PROBLEM TO WORK ON
Comb through the entries for "JSON" and pull out each line that holds it.
-- Start of DATASET ROWS --
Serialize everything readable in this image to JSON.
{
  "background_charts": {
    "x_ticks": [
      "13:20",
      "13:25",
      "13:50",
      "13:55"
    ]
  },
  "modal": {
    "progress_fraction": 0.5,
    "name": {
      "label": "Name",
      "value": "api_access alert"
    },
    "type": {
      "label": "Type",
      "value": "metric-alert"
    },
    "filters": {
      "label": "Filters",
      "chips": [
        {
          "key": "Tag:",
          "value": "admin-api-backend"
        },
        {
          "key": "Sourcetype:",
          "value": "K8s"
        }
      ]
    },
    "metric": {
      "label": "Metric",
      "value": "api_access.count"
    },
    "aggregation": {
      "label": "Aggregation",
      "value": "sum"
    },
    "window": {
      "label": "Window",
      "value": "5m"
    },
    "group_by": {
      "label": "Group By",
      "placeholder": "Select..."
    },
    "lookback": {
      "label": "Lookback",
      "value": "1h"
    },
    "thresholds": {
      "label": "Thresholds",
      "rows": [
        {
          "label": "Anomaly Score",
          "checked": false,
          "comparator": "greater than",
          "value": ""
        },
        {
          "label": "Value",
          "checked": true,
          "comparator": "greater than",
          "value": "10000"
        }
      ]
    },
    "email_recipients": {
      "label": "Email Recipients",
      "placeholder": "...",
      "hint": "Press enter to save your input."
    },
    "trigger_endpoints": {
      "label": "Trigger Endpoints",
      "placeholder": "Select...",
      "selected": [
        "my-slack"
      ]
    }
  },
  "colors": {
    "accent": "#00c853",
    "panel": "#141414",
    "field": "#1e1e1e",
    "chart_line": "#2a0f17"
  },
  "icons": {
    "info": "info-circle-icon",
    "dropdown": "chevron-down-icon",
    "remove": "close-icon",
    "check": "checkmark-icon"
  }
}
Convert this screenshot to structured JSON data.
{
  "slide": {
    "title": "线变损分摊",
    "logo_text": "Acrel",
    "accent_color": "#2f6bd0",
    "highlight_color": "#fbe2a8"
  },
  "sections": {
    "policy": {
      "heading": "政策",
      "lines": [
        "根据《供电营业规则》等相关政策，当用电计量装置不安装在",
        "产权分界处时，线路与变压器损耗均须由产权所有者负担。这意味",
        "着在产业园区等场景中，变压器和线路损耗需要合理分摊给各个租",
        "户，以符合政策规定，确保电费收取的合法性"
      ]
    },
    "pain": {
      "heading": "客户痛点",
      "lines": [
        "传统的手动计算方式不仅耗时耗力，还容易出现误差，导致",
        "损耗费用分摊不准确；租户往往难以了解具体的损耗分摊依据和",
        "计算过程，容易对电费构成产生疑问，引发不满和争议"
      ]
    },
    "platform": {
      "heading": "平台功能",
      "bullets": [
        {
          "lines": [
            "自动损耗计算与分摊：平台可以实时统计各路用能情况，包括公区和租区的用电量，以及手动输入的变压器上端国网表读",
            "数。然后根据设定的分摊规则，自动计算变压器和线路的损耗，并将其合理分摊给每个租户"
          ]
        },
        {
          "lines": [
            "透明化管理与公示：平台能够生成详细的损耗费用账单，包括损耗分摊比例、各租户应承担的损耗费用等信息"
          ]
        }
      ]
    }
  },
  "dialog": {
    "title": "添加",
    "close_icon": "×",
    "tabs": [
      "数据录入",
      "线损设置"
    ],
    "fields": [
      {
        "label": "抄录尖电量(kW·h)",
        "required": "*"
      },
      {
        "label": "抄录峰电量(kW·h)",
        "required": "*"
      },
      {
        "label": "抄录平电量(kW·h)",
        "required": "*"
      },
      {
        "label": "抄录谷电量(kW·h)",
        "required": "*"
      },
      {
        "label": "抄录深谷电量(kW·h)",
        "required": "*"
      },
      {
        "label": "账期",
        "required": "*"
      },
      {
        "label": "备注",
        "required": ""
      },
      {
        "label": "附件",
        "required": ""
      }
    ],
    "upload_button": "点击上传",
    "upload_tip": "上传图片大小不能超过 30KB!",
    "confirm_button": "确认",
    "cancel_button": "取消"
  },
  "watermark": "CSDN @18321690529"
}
-- End of DATASET ROWS --
COMPLETED TASK
Serialize everything readable in this image to JSON.
Convert this screenshot to structured JSON data.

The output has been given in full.